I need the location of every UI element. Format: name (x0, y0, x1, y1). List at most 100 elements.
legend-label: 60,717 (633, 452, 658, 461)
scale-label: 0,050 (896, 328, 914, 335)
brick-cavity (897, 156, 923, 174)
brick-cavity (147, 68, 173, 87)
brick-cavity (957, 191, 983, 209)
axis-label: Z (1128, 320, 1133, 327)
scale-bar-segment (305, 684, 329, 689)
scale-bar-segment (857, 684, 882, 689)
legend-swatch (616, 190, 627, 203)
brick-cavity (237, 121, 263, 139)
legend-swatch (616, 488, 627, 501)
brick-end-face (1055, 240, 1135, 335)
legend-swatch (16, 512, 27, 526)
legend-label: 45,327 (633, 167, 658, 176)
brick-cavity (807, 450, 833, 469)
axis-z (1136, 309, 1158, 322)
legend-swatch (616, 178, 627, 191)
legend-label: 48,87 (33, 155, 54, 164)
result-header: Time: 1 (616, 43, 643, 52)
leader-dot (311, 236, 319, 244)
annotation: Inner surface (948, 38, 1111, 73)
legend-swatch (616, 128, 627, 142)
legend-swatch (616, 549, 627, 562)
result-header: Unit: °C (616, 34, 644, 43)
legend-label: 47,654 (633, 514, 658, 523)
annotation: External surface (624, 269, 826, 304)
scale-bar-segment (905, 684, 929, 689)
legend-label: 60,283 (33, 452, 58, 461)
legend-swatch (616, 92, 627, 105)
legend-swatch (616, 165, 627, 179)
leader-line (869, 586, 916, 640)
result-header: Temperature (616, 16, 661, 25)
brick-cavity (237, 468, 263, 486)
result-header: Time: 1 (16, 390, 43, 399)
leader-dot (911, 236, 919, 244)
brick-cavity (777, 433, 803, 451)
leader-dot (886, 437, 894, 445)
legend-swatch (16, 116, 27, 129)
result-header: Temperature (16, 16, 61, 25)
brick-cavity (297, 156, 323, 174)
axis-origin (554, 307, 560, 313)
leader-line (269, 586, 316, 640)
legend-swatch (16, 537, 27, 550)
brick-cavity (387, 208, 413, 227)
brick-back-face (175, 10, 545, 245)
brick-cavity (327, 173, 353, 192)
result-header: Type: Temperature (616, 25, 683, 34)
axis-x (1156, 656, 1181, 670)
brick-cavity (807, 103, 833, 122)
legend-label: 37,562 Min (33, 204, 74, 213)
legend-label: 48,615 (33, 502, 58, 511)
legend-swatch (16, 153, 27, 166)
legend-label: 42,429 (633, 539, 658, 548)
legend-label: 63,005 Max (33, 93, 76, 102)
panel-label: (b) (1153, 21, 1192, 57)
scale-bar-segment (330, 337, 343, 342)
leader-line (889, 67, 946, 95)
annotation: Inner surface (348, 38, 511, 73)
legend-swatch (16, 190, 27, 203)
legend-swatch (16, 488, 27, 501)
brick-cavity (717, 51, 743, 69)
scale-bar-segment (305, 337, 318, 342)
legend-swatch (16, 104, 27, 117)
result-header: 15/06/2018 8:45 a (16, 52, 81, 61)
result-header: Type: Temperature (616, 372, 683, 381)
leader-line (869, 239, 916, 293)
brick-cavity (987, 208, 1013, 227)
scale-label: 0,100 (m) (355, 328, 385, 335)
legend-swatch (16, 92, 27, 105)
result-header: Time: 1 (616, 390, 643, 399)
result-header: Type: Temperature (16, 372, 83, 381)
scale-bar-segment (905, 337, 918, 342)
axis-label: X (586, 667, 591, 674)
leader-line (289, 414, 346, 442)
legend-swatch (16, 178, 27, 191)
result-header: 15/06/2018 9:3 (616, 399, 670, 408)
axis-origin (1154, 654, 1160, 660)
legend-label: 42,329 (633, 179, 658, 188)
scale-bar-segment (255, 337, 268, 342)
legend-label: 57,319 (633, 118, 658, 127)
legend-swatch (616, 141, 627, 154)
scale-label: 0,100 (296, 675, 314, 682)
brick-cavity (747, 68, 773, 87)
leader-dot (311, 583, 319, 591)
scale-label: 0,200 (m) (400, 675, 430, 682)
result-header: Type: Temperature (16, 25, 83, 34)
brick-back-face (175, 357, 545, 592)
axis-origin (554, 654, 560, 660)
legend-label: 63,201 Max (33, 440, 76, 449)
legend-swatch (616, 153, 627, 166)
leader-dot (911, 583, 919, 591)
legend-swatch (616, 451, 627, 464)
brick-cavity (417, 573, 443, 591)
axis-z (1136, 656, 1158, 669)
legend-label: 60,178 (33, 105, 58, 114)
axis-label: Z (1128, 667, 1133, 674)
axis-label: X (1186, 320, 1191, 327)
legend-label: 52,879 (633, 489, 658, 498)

* * *

TASK DETAILS:
Set down, with no changes, the lines from the first one above through the line that contains "legend-label: 42,429 (633, 539, 658, 548)", both ends included.

SOLUTION BELOW:
I need the location of every UI element. Format: name (x0, y0, x1, y1). List at most 100 elements.
legend-label: 60,717 (633, 452, 658, 461)
scale-label: 0,050 (896, 328, 914, 335)
brick-cavity (897, 156, 923, 174)
brick-cavity (147, 68, 173, 87)
brick-cavity (957, 191, 983, 209)
axis-label: Z (1128, 320, 1133, 327)
scale-bar-segment (305, 684, 329, 689)
scale-bar-segment (857, 684, 882, 689)
legend-swatch (616, 190, 627, 203)
brick-cavity (237, 121, 263, 139)
legend-swatch (616, 488, 627, 501)
brick-end-face (1055, 240, 1135, 335)
legend-swatch (16, 512, 27, 526)
legend-label: 45,327 (633, 167, 658, 176)
brick-cavity (807, 450, 833, 469)
axis-z (1136, 309, 1158, 322)
legend-swatch (616, 178, 627, 191)
legend-label: 48,87 (33, 155, 54, 164)
result-header: Time: 1 (616, 43, 643, 52)
leader-dot (311, 236, 319, 244)
annotation: Inner surface (948, 38, 1111, 73)
legend-swatch (616, 128, 627, 142)
legend-swatch (616, 549, 627, 562)
result-header: Unit: °C (616, 34, 644, 43)
legend-label: 47,654 (633, 514, 658, 523)
annotation: External surface (624, 269, 826, 304)
scale-bar-segment (905, 684, 929, 689)
legend-label: 60,283 (33, 452, 58, 461)
legend-swatch (616, 92, 627, 105)
legend-swatch (616, 165, 627, 179)
leader-line (869, 586, 916, 640)
result-header: Temperature (616, 16, 661, 25)
brick-cavity (237, 468, 263, 486)
result-header: Time: 1 (16, 390, 43, 399)
leader-dot (911, 236, 919, 244)
brick-cavity (777, 433, 803, 451)
leader-dot (886, 437, 894, 445)
legend-swatch (16, 116, 27, 129)
result-header: Temperature (16, 16, 61, 25)
brick-cavity (297, 156, 323, 174)
axis-origin (554, 307, 560, 313)
leader-line (269, 586, 316, 640)
legend-swatch (16, 537, 27, 550)
brick-cavity (387, 208, 413, 227)
brick-back-face (175, 10, 545, 245)
brick-cavity (327, 173, 353, 192)
result-header: Type: Temperature (616, 25, 683, 34)
axis-x (1156, 656, 1181, 670)
brick-cavity (807, 103, 833, 122)
legend-label: 37,562 Min (33, 204, 74, 213)
legend-label: 48,615 (33, 502, 58, 511)
legend-swatch (16, 153, 27, 166)
legend-label: 42,429 (633, 539, 658, 548)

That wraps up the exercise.